Stored records

=======

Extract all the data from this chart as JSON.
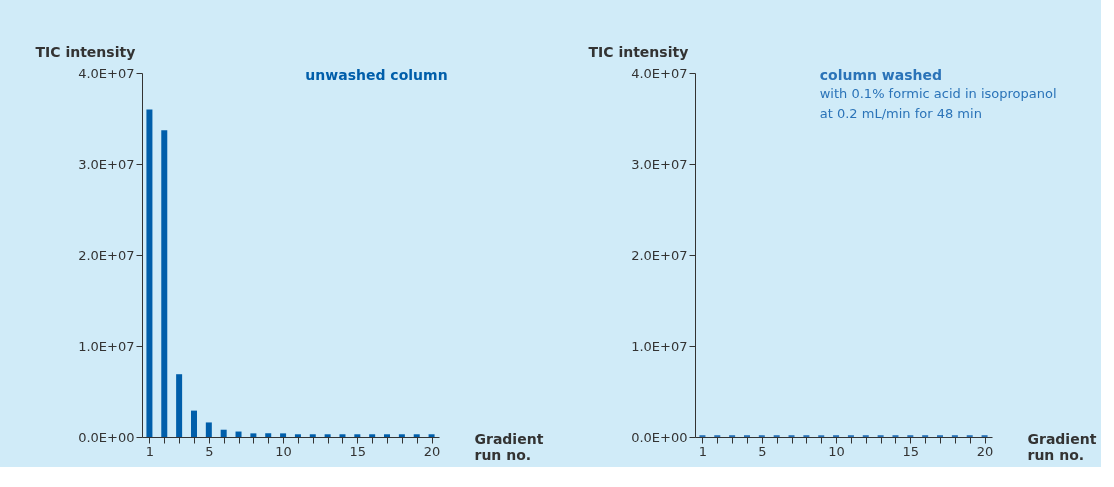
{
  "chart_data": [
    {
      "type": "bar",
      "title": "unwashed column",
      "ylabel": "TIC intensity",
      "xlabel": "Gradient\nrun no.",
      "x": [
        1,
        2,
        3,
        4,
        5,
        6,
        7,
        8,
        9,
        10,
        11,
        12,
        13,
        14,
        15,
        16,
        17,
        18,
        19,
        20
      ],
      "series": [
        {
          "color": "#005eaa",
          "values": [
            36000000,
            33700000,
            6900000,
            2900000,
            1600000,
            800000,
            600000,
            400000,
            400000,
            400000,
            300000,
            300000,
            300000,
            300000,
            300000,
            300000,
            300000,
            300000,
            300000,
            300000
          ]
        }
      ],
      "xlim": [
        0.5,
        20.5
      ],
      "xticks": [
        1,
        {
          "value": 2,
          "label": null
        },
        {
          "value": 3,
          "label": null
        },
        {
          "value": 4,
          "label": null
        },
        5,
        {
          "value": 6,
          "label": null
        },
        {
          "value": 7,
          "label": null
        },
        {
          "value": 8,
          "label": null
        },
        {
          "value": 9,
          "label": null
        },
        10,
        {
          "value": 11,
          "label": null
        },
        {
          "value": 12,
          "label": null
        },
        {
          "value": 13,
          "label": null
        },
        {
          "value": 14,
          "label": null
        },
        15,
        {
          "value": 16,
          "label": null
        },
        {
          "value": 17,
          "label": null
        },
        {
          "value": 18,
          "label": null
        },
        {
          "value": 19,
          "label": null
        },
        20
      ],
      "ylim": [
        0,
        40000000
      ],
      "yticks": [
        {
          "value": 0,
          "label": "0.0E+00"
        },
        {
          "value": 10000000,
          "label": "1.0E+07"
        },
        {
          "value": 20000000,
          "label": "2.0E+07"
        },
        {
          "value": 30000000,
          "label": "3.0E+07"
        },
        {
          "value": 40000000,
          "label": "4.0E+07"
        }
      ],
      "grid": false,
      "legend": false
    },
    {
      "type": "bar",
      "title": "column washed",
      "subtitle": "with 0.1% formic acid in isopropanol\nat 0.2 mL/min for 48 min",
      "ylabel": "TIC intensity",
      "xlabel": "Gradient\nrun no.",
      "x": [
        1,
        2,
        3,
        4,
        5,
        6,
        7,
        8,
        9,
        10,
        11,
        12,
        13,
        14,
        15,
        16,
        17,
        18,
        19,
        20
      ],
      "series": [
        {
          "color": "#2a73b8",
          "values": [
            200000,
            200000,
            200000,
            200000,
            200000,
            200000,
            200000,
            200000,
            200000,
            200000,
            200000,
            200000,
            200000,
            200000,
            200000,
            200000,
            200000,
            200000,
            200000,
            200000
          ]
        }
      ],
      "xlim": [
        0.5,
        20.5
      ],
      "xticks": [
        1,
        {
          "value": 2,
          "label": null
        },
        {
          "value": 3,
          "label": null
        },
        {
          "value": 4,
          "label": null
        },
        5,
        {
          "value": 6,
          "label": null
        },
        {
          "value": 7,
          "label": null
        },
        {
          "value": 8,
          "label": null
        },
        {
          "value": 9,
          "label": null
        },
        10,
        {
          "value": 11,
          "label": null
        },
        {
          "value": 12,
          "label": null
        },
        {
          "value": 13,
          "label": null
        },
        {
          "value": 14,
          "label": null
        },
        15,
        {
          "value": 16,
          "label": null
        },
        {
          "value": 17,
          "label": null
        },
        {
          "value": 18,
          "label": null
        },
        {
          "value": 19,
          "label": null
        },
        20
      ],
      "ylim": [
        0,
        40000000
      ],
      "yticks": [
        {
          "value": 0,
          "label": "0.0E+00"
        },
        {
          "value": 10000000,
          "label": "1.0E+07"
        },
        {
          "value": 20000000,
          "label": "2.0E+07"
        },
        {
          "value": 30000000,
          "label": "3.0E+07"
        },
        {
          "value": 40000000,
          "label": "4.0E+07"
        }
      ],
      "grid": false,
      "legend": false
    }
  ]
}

=======

* _GIVEN REQUEST_: Write out every line above exactly as it is, leaving out the pictures.

* _COMPLETED TASK_:
Extract all the data from this chart as JSON.
{
  "chart_data": [
    {
      "type": "bar",
      "title": "unwashed column",
      "ylabel": "TIC intensity",
      "xlabel": "Gradient\nrun no.",
      "x": [
        1,
        2,
        3,
        4,
        5,
        6,
        7,
        8,
        9,
        10,
        11,
        12,
        13,
        14,
        15,
        16,
        17,
        18,
        19,
        20
      ],
      "series": [
        {
          "color": "#005eaa",
          "values": [
            36000000,
            33700000,
            6900000,
            2900000,
            1600000,
            800000,
            600000,
            400000,
            400000,
            400000,
            300000,
            300000,
            300000,
            300000,
            300000,
            300000,
            300000,
            300000,
            300000,
            300000
          ]
        }
      ],
      "xlim": [
        0.5,
        20.5
      ],
      "xticks": [
        1,
        {
          "value": 2,
          "label": null
        },
        {
          "value": 3,
          "label": null
        },
        {
          "value": 4,
          "label": null
        },
        5,
        {
          "value": 6,
          "label": null
        },
        {
          "value": 7,
          "label": null
        },
        {
          "value": 8,
          "label": null
        },
        {
          "value": 9,
          "label": null
        },
        10,
        {
          "value": 11,
          "label": null
        },
        {
          "value": 12,
          "label": null
        },
        {
          "value": 13,
          "label": null
        },
        {
          "value": 14,
          "label": null
        },
        15,
        {
          "value": 16,
          "label": null
        },
        {
          "value": 17,
          "label": null
        },
        {
          "value": 18,
          "label": null
        },
        {
          "value": 19,
          "label": null
        },
        20
      ],
      "ylim": [
        0,
        40000000
      ],
      "yticks": [
        {
          "value": 0,
          "label": "0.0E+00"
        },
        {
          "value": 10000000,
          "label": "1.0E+07"
        },
        {
          "value": 20000000,
          "label": "2.0E+07"
        },
        {
          "value": 30000000,
          "label": "3.0E+07"
        },
        {
          "value": 40000000,
          "label": "4.0E+07"
        }
      ],
      "grid": false,
      "legend": false
    },
    {
      "type": "bar",
      "title": "column washed",
      "subtitle": "with 0.1% formic acid in isopropanol\nat 0.2 mL/min for 48 min",
      "ylabel": "TIC intensity",
      "xlabel": "Gradient\nrun no.",
      "x": [
        1,
        2,
        3,
        4,
        5,
        6,
        7,
        8,
        9,
        10,
        11,
        12,
        13,
        14,
        15,
        16,
        17,
        18,
        19,
        20
      ],
      "series": [
        {
          "color": "#2a73b8",
          "values": [
            200000,
            200000,
            200000,
            200000,
            200000,
            200000,
            200000,
            200000,
            200000,
            200000,
            200000,
            200000,
            200000,
            200000,
            200000,
            200000,
            200000,
            200000,
            200000,
            200000
          ]
        }
      ],
      "xlim": [
        0.5,
        20.5
      ],
      "xticks": [
        1,
        {
          "value": 2,
          "label": null
        },
        {
          "value": 3,
          "label": null
        },
        {
          "value": 4,
          "label": null
        },
        5,
        {
          "value": 6,
          "label": null
        },
        {
          "value": 7,
          "label": null
        },
        {
          "value": 8,
          "label": null
        },
        {
          "value": 9,
          "label": null
        },
        10,
        {
          "value": 11,
          "label": null
        },
        {
          "value": 12,
          "label": null
        },
        {
          "value": 13,
          "label": null
        },
        {
          "value": 14,
          "label": null
        },
        15,
        {
          "value": 16,
          "label": null
        },
        {
          "value": 17,
          "label": null
        },
        {
          "value": 18,
          "label": null
        },
        {
          "value": 19,
          "label": null
        },
        20
      ],
      "ylim": [
        0,
        40000000
      ],
      "yticks": [
        {
          "value": 0,
          "label": "0.0E+00"
        },
        {
          "value": 10000000,
          "label": "1.0E+07"
        },
        {
          "value": 20000000,
          "label": "2.0E+07"
        },
        {
          "value": 30000000,
          "label": "3.0E+07"
        },
        {
          "value": 40000000,
          "label": "4.0E+07"
        }
      ],
      "grid": false,
      "legend": false
    }
  ]
}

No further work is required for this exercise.